= PROBLEM =
Return the listing word for word, as given.

= DATA RECORDS =
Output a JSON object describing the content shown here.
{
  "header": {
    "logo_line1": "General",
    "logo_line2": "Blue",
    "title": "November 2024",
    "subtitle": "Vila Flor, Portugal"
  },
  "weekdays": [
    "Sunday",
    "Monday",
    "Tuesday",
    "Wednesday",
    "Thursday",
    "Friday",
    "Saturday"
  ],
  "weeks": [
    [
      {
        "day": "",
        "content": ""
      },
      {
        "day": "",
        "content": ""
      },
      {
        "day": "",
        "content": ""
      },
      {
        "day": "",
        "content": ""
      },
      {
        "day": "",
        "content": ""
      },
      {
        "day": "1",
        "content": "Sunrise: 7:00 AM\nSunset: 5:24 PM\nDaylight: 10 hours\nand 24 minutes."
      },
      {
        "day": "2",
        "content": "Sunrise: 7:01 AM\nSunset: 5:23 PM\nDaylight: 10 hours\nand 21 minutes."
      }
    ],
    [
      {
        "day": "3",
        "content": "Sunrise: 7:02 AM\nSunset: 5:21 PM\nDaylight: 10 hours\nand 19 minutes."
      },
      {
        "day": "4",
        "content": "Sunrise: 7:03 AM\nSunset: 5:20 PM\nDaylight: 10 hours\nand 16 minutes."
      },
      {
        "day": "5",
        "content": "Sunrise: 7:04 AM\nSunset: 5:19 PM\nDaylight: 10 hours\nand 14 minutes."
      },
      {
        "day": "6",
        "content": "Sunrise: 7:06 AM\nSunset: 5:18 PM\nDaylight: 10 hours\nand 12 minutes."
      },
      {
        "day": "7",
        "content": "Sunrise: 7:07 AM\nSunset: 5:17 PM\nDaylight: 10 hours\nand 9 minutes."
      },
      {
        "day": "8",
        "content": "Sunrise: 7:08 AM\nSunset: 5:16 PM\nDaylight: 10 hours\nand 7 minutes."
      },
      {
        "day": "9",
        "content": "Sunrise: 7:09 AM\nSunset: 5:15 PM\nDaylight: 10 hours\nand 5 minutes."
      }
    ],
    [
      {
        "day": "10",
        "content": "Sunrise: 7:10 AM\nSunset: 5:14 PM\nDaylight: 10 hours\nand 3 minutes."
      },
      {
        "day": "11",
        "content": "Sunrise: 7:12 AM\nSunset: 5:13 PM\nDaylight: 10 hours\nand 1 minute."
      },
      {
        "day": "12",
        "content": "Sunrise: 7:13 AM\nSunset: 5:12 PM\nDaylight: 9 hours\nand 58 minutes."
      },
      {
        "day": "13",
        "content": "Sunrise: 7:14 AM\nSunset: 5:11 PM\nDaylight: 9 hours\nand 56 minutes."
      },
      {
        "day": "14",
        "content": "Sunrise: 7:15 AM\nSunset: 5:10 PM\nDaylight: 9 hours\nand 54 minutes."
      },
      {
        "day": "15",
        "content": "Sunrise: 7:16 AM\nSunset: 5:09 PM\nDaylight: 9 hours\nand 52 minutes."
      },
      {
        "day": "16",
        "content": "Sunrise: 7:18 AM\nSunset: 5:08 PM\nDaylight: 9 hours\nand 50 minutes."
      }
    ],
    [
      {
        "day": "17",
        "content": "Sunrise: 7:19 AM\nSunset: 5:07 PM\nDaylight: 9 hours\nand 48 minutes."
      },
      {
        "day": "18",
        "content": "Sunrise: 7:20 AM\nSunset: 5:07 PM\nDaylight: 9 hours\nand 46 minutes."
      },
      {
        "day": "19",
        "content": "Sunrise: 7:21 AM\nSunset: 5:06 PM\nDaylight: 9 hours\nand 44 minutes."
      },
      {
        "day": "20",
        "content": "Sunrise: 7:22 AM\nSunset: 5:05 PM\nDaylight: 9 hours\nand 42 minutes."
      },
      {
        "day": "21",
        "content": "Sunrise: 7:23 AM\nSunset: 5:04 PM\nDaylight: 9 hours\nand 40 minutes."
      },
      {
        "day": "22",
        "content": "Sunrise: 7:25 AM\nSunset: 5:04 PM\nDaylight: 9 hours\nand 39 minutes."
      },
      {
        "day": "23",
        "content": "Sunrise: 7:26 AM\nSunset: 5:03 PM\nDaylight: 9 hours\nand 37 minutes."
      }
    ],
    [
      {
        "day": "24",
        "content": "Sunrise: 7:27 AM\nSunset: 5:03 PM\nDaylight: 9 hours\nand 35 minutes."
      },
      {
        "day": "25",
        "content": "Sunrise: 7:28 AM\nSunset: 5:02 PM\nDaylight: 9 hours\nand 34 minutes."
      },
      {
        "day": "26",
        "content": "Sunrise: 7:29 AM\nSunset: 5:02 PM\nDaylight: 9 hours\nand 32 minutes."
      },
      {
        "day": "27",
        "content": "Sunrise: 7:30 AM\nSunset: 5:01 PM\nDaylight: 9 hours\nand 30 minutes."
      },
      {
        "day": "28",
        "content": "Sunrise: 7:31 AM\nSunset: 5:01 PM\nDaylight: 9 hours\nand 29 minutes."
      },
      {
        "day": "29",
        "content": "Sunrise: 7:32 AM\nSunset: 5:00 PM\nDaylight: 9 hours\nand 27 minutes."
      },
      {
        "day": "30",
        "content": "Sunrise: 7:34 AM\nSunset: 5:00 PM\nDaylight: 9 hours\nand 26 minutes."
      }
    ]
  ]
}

= ANSWER BELOW =
Output a JSON object describing the content shown here.
{
  "header": {
    "logo_line1": "General",
    "logo_line2": "Blue",
    "title": "November 2024",
    "subtitle": "Vila Flor, Portugal"
  },
  "weekdays": [
    "Sunday",
    "Monday",
    "Tuesday",
    "Wednesday",
    "Thursday",
    "Friday",
    "Saturday"
  ],
  "weeks": [
    [
      {
        "day": "",
        "content": ""
      },
      {
        "day": "",
        "content": ""
      },
      {
        "day": "",
        "content": ""
      },
      {
        "day": "",
        "content": ""
      },
      {
        "day": "",
        "content": ""
      },
      {
        "day": "1",
        "content": "Sunrise: 7:00 AM\nSunset: 5:24 PM\nDaylight: 10 hours\nand 24 minutes."
      },
      {
        "day": "2",
        "content": "Sunrise: 7:01 AM\nSunset: 5:23 PM\nDaylight: 10 hours\nand 21 minutes."
      }
    ],
    [
      {
        "day": "3",
        "content": "Sunrise: 7:02 AM\nSunset: 5:21 PM\nDaylight: 10 hours\nand 19 minutes."
      },
      {
        "day": "4",
        "content": "Sunrise: 7:03 AM\nSunset: 5:20 PM\nDaylight: 10 hours\nand 16 minutes."
      },
      {
        "day": "5",
        "content": "Sunrise: 7:04 AM\nSunset: 5:19 PM\nDaylight: 10 hours\nand 14 minutes."
      },
      {
        "day": "6",
        "content": "Sunrise: 7:06 AM\nSunset: 5:18 PM\nDaylight: 10 hours\nand 12 minutes."
      },
      {
        "day": "7",
        "content": "Sunrise: 7:07 AM\nSunset: 5:17 PM\nDaylight: 10 hours\nand 9 minutes."
      },
      {
        "day": "8",
        "content": "Sunrise: 7:08 AM\nSunset: 5:16 PM\nDaylight: 10 hours\nand 7 minutes."
      },
      {
        "day": "9",
        "content": "Sunrise: 7:09 AM\nSunset: 5:15 PM\nDaylight: 10 hours\nand 5 minutes."
      }
    ],
    [
      {
        "day": "10",
        "content": "Sunrise: 7:10 AM\nSunset: 5:14 PM\nDaylight: 10 hours\nand 3 minutes."
      },
      {
        "day": "11",
        "content": "Sunrise: 7:12 AM\nSunset: 5:13 PM\nDaylight: 10 hours\nand 1 minute."
      },
      {
        "day": "12",
        "content": "Sunrise: 7:13 AM\nSunset: 5:12 PM\nDaylight: 9 hours\nand 58 minutes."
      },
      {
        "day": "13",
        "content": "Sunrise: 7:14 AM\nSunset: 5:11 PM\nDaylight: 9 hours\nand 56 minutes."
      },
      {
        "day": "14",
        "content": "Sunrise: 7:15 AM\nSunset: 5:10 PM\nDaylight: 9 hours\nand 54 minutes."
      },
      {
        "day": "15",
        "content": "Sunrise: 7:16 AM\nSunset: 5:09 PM\nDaylight: 9 hours\nand 52 minutes."
      },
      {
        "day": "16",
        "content": "Sunrise: 7:18 AM\nSunset: 5:08 PM\nDaylight: 9 hours\nand 50 minutes."
      }
    ],
    [
      {
        "day": "17",
        "content": "Sunrise: 7:19 AM\nSunset: 5:07 PM\nDaylight: 9 hours\nand 48 minutes."
      },
      {
        "day": "18",
        "content": "Sunrise: 7:20 AM\nSunset: 5:07 PM\nDaylight: 9 hours\nand 46 minutes."
      },
      {
        "day": "19",
        "content": "Sunrise: 7:21 AM\nSunset: 5:06 PM\nDaylight: 9 hours\nand 44 minutes."
      },
      {
        "day": "20",
        "content": "Sunrise: 7:22 AM\nSunset: 5:05 PM\nDaylight: 9 hours\nand 42 minutes."
      },
      {
        "day": "21",
        "content": "Sunrise: 7:23 AM\nSunset: 5:04 PM\nDaylight: 9 hours\nand 40 minutes."
      },
      {
        "day": "22",
        "content": "Sunrise: 7:25 AM\nSunset: 5:04 PM\nDaylight: 9 hours\nand 39 minutes."
      },
      {
        "day": "23",
        "content": "Sunrise: 7:26 AM\nSunset: 5:03 PM\nDaylight: 9 hours\nand 37 minutes."
      }
    ],
    [
      {
        "day": "24",
        "content": "Sunrise: 7:27 AM\nSunset: 5:03 PM\nDaylight: 9 hours\nand 35 minutes."
      },
      {
        "day": "25",
        "content": "Sunrise: 7:28 AM\nSunset: 5:02 PM\nDaylight: 9 hours\nand 34 minutes."
      },
      {
        "day": "26",
        "content": "Sunrise: 7:29 AM\nSunset: 5:02 PM\nDaylight: 9 hours\nand 32 minutes."
      },
      {
        "day": "27",
        "content": "Sunrise: 7:30 AM\nSunset: 5:01 PM\nDaylight: 9 hours\nand 30 minutes."
      },
      {
        "day": "28",
        "content": "Sunrise: 7:31 AM\nSunset: 5:01 PM\nDaylight: 9 hours\nand 29 minutes."
      },
      {
        "day": "29",
        "content": "Sunrise: 7:32 AM\nSunset: 5:00 PM\nDaylight: 9 hours\nand 27 minutes."
      },
      {
        "day": "30",
        "content": "Sunrise: 7:34 AM\nSunset: 5:00 PM\nDaylight: 9 hours\nand 26 minutes."
      }
    ]
  ]
}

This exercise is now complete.